— PROBLEM STATEMENT —
Scan the data below for the string "para". Copy every line where it appears.

— RAW DATA —

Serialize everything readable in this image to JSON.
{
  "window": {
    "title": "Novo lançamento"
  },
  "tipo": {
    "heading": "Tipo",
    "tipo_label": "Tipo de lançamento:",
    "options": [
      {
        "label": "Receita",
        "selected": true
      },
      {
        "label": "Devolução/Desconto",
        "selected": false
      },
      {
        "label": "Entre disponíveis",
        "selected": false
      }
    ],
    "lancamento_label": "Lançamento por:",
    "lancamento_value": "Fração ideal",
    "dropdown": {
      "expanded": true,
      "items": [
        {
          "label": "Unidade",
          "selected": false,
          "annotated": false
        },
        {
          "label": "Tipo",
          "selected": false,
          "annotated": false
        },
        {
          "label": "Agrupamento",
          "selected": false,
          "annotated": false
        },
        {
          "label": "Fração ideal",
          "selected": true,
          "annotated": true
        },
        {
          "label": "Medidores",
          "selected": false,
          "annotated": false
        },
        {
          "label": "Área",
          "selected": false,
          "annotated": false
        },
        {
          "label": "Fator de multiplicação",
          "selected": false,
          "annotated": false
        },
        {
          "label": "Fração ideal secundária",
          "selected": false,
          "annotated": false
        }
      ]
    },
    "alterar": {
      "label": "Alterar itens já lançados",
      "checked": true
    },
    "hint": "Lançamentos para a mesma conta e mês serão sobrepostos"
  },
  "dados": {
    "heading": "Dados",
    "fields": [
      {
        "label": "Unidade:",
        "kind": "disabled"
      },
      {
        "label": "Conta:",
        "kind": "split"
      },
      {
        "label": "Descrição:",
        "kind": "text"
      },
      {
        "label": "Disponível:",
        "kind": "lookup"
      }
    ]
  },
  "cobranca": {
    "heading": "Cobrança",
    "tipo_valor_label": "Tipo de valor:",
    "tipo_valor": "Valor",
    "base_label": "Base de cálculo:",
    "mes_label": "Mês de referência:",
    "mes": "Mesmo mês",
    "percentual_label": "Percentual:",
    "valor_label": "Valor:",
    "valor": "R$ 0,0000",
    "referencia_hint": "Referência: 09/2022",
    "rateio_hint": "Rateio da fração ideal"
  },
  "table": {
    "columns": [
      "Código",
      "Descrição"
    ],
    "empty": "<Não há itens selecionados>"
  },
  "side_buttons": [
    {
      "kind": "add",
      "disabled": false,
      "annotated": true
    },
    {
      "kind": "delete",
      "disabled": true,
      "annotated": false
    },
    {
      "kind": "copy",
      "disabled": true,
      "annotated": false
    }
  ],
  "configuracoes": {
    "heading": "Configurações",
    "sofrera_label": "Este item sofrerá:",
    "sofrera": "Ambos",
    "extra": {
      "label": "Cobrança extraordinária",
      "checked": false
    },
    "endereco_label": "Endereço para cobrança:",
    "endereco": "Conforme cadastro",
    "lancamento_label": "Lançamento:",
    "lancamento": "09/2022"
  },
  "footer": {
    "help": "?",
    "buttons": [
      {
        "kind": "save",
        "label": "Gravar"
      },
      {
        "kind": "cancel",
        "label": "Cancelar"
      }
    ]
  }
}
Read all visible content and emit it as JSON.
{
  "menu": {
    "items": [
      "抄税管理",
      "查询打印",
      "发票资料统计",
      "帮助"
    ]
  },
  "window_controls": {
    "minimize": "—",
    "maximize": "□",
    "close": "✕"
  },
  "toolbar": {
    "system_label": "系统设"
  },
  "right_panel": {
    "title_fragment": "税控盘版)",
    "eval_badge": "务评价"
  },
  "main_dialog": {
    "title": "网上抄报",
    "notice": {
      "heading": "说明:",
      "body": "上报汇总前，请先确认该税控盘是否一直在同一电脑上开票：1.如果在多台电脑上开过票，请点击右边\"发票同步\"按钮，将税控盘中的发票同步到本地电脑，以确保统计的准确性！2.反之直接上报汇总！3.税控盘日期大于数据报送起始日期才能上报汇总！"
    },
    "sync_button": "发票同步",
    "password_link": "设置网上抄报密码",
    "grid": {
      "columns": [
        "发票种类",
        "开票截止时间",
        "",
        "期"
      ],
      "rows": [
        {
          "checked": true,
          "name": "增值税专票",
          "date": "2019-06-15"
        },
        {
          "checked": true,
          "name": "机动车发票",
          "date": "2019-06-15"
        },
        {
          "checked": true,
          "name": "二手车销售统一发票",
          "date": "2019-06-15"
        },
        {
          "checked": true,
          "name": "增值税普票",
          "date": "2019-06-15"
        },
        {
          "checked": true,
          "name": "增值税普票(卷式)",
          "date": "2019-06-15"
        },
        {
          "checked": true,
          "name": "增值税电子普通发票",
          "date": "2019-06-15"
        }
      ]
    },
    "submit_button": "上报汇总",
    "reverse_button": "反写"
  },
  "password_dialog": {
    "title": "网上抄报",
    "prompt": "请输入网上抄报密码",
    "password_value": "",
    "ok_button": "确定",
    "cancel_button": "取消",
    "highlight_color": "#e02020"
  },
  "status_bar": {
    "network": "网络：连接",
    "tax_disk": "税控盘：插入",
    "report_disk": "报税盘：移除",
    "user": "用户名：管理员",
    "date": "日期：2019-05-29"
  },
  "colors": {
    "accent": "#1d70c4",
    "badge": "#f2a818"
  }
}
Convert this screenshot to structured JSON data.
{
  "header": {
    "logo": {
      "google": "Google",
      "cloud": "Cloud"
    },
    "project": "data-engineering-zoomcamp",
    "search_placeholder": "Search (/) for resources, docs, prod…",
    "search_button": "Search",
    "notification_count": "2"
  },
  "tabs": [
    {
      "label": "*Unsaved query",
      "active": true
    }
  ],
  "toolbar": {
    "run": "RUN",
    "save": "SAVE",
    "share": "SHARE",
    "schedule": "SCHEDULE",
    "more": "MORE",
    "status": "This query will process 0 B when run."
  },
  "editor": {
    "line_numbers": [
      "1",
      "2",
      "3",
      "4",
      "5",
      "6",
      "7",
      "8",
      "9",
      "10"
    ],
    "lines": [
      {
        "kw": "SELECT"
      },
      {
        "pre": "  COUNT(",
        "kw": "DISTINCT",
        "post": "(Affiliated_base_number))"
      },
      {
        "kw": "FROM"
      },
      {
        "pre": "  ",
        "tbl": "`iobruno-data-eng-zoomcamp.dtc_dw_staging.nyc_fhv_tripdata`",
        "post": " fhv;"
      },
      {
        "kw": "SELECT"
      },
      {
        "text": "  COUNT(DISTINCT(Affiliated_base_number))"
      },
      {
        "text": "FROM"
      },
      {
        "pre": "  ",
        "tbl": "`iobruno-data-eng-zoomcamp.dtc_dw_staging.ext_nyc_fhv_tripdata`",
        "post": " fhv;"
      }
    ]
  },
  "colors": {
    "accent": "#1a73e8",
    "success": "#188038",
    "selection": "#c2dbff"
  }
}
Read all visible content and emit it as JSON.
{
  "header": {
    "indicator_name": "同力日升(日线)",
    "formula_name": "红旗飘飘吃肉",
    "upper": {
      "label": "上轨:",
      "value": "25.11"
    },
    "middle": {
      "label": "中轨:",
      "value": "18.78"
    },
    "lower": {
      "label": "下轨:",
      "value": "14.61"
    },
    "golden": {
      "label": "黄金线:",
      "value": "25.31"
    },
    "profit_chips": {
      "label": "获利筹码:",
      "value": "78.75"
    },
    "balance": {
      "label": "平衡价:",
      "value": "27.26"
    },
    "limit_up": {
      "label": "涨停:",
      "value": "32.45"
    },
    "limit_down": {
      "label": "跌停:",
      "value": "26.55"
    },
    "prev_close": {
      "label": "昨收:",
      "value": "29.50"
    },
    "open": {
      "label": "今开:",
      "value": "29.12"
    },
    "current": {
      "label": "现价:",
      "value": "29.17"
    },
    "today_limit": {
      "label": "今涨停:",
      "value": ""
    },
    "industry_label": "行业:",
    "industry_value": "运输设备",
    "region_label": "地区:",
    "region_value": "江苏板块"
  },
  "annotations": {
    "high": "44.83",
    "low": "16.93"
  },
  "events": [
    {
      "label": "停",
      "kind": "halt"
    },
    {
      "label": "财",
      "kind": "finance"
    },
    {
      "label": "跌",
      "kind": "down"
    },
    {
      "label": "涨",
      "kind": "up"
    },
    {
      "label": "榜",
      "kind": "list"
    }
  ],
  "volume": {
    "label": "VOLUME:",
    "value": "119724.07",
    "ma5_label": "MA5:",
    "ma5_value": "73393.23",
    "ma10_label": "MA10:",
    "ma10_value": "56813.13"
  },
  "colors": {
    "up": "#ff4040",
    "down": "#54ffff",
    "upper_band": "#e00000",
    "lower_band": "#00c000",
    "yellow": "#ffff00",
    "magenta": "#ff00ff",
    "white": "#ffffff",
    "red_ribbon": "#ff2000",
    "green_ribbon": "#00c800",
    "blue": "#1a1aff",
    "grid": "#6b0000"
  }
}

— SOLUTION FOR THIS TASK —
    "hint": "Lançamentos para a mesma conta e mês serão sobrepostos"
    "endereco_label": "Endereço para cobrança:",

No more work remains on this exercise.